● REQUIREMENTS
Repeat the entire listing exactly.

● SOURCE DATA
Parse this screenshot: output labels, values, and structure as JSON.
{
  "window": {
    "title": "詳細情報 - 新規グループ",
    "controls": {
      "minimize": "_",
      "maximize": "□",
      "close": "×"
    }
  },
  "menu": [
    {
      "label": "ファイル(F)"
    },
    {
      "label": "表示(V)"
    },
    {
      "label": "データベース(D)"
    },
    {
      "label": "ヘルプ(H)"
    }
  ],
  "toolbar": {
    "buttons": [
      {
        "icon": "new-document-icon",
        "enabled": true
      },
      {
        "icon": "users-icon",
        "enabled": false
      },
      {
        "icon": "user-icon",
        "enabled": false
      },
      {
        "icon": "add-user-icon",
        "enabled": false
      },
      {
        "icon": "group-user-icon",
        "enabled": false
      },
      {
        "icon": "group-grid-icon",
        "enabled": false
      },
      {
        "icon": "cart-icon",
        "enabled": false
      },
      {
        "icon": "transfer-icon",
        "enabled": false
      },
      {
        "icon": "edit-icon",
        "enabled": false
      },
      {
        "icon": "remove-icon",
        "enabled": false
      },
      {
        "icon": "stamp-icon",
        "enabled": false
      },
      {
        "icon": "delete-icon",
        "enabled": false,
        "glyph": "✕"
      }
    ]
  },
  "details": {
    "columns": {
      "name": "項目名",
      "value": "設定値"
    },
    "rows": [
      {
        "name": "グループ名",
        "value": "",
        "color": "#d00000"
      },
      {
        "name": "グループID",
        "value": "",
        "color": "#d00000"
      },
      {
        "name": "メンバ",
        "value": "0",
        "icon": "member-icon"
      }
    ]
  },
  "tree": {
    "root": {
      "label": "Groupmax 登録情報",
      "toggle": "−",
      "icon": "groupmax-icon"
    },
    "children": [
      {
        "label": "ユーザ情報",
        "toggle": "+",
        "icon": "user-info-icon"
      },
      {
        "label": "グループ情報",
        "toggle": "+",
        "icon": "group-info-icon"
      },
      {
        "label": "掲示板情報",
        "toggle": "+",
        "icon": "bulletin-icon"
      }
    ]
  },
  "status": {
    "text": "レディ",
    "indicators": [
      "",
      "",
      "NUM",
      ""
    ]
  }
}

● OUTPUT BELOW
Parse this screenshot: output labels, values, and structure as JSON.
{
  "window": {
    "title": "詳細情報 - 新規グループ",
    "controls": {
      "minimize": "_",
      "maximize": "□",
      "close": "×"
    }
  },
  "menu": [
    {
      "label": "ファイル(F)"
    },
    {
      "label": "表示(V)"
    },
    {
      "label": "データベース(D)"
    },
    {
      "label": "ヘルプ(H)"
    }
  ],
  "toolbar": {
    "buttons": [
      {
        "icon": "new-document-icon",
        "enabled": true
      },
      {
        "icon": "users-icon",
        "enabled": false
      },
      {
        "icon": "user-icon",
        "enabled": false
      },
      {
        "icon": "add-user-icon",
        "enabled": false
      },
      {
        "icon": "group-user-icon",
        "enabled": false
      },
      {
        "icon": "group-grid-icon",
        "enabled": false
      },
      {
        "icon": "cart-icon",
        "enabled": false
      },
      {
        "icon": "transfer-icon",
        "enabled": false
      },
      {
        "icon": "edit-icon",
        "enabled": false
      },
      {
        "icon": "remove-icon",
        "enabled": false
      },
      {
        "icon": "stamp-icon",
        "enabled": false
      },
      {
        "icon": "delete-icon",
        "enabled": false,
        "glyph": "✕"
      }
    ]
  },
  "details": {
    "columns": {
      "name": "項目名",
      "value": "設定値"
    },
    "rows": [
      {
        "name": "グループ名",
        "value": "",
        "color": "#d00000"
      },
      {
        "name": "グループID",
        "value": "",
        "color": "#d00000"
      },
      {
        "name": "メンバ",
        "value": "0",
        "icon": "member-icon"
      }
    ]
  },
  "tree": {
    "root": {
      "label": "Groupmax 登録情報",
      "toggle": "−",
      "icon": "groupmax-icon"
    },
    "children": [
      {
        "label": "ユーザ情報",
        "toggle": "+",
        "icon": "user-info-icon"
      },
      {
        "label": "グループ情報",
        "toggle": "+",
        "icon": "group-info-icon"
      },
      {
        "label": "掲示板情報",
        "toggle": "+",
        "icon": "bulletin-icon"
      }
    ]
  },
  "status": {
    "text": "レディ",
    "indicators": [
      "",
      "",
      "NUM",
      ""
    ]
  }
}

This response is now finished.